━━ RECORDS FOR THIS EXERCISE
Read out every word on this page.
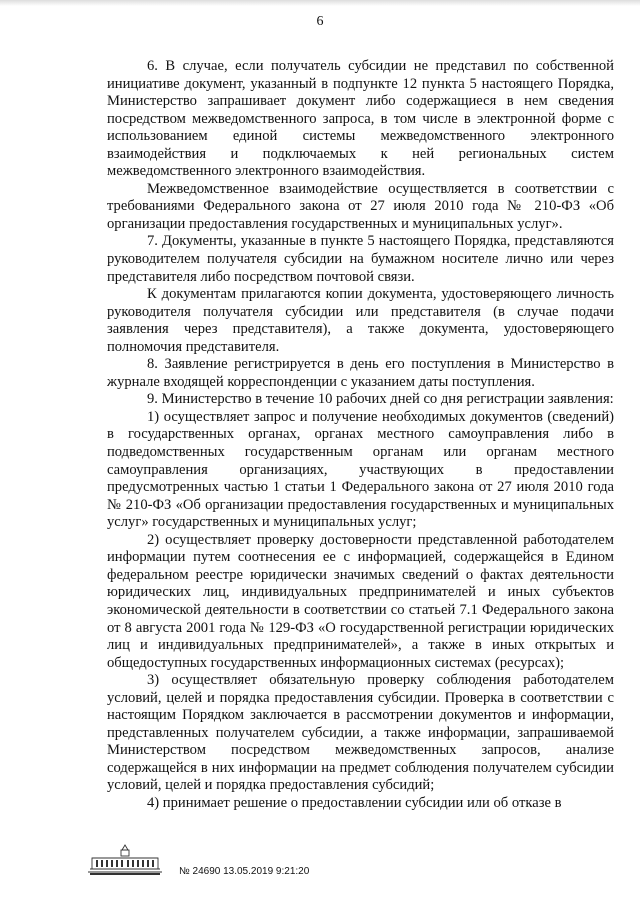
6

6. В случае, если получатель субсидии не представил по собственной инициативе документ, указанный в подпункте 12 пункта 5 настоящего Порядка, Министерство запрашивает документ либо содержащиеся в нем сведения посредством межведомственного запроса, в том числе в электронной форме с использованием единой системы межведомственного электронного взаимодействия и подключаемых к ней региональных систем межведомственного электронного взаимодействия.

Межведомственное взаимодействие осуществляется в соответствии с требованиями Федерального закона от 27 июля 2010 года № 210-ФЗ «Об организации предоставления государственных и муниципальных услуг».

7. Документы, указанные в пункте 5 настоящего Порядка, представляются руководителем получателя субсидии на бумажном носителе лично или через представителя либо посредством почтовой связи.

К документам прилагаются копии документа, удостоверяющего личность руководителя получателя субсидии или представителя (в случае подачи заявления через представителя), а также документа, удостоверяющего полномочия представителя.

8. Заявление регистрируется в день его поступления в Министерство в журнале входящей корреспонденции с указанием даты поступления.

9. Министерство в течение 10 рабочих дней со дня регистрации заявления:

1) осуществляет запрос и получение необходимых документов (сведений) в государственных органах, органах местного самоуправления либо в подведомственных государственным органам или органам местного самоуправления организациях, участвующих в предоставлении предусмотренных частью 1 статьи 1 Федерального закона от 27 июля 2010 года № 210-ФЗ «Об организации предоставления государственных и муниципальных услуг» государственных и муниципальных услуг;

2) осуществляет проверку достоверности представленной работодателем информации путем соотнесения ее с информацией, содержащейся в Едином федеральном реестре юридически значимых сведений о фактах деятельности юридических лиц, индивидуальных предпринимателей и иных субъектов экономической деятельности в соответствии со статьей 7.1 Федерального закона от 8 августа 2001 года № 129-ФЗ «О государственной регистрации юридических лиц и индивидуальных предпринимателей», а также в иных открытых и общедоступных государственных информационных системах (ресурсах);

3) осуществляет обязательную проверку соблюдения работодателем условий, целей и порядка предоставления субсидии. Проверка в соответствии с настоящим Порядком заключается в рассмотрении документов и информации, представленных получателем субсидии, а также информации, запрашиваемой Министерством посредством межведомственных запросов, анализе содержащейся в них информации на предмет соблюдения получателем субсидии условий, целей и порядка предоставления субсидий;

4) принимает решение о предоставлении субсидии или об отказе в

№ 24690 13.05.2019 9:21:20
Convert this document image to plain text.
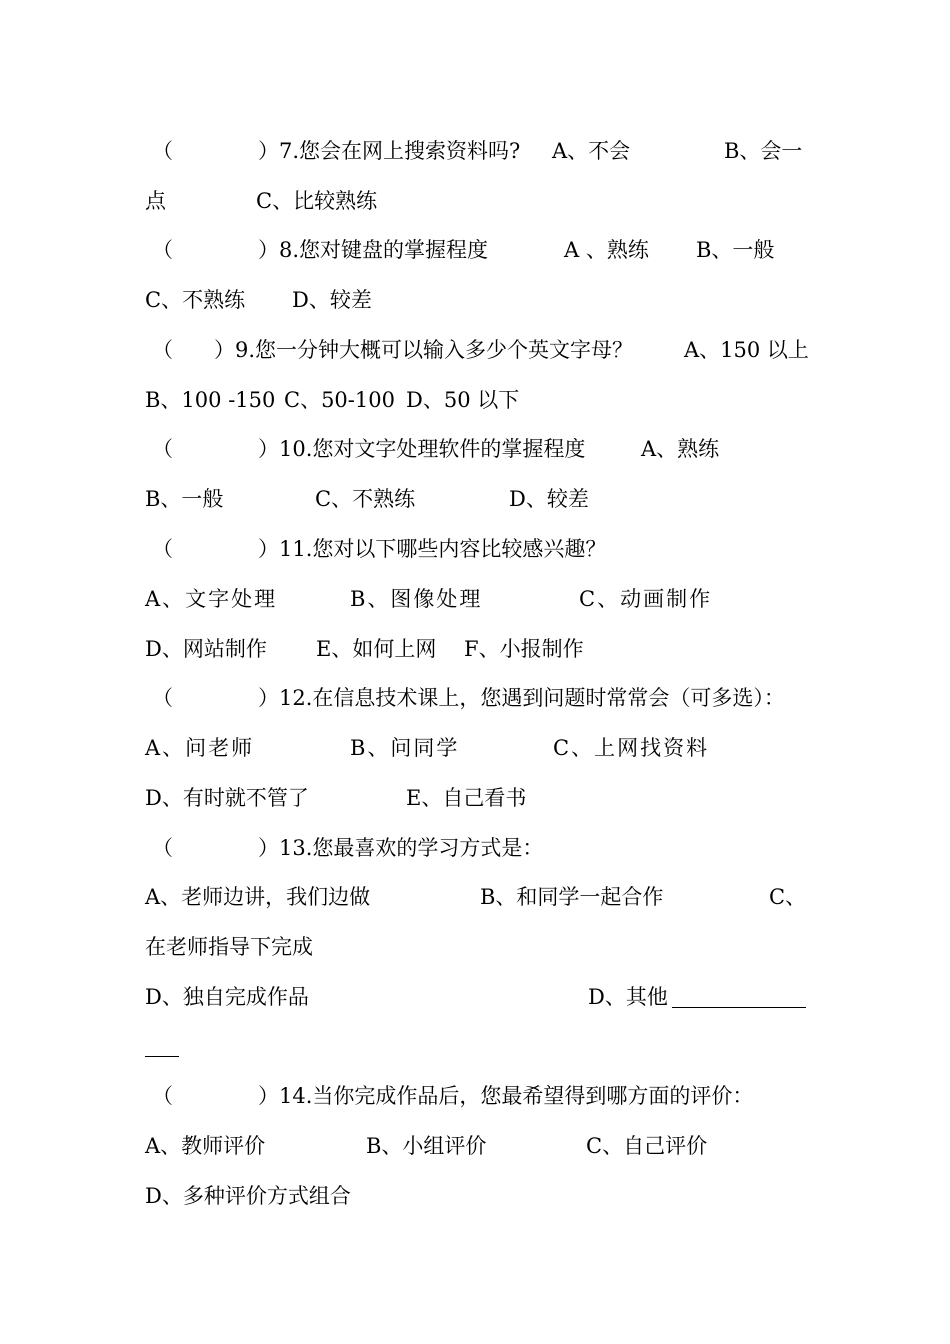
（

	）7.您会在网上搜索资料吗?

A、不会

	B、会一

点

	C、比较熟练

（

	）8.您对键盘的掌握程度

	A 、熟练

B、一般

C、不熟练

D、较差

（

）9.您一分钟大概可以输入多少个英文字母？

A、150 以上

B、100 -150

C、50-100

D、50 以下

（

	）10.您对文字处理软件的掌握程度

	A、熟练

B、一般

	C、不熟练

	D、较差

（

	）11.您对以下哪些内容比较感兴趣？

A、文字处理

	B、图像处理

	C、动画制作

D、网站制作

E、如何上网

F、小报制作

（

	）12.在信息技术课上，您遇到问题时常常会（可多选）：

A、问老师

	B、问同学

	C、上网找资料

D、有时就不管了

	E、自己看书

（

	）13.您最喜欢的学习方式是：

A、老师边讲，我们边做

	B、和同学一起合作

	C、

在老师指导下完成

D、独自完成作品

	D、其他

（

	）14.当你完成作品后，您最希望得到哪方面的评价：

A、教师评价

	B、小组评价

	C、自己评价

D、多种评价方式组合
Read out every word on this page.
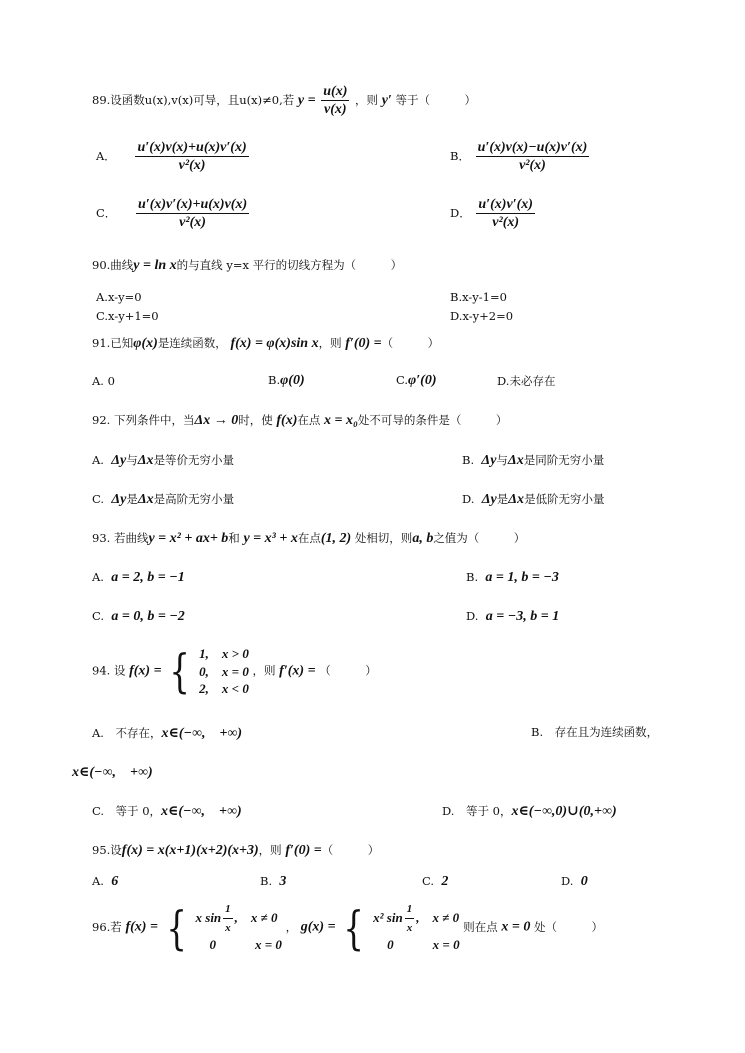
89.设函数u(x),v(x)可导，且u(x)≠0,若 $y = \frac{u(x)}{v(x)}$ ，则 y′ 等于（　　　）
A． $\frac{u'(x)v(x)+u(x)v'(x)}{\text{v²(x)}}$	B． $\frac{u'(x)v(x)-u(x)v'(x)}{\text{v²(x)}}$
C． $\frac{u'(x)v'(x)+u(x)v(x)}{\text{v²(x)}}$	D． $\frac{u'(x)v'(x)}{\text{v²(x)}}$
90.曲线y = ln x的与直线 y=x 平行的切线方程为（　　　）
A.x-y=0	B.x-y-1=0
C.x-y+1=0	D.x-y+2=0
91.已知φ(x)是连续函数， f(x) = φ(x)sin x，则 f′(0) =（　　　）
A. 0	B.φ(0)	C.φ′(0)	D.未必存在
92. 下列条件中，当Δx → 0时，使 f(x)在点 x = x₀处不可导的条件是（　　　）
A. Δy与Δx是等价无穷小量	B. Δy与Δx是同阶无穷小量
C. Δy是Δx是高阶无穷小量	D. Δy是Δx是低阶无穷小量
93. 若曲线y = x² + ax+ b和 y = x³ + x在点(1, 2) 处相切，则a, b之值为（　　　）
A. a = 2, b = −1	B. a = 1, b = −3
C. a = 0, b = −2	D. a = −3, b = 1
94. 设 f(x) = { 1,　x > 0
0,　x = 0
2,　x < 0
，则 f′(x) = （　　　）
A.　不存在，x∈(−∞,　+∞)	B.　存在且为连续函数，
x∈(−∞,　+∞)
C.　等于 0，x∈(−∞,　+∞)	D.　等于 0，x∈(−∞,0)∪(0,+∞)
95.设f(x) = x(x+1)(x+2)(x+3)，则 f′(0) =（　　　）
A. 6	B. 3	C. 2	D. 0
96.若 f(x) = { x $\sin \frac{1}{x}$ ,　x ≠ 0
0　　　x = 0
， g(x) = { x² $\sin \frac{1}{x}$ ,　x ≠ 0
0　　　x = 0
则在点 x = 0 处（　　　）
━━━━
### STATED GOAL
Search the lines above for the string "через", then show every one that has it.

### THE RESULT
7. Документы, указанные в пункте 5 настоящего Порядка, представляются руководителем получателя субсидии на бумажном носителе лично или через представителя либо посредством почтовой связи.
К документам прилагаются копии документа, удостоверяющего личность руководителя получателя субсидии или представителя (в случае подачи заявления через представителя), а также документа, удостоверяющего полномочия представителя.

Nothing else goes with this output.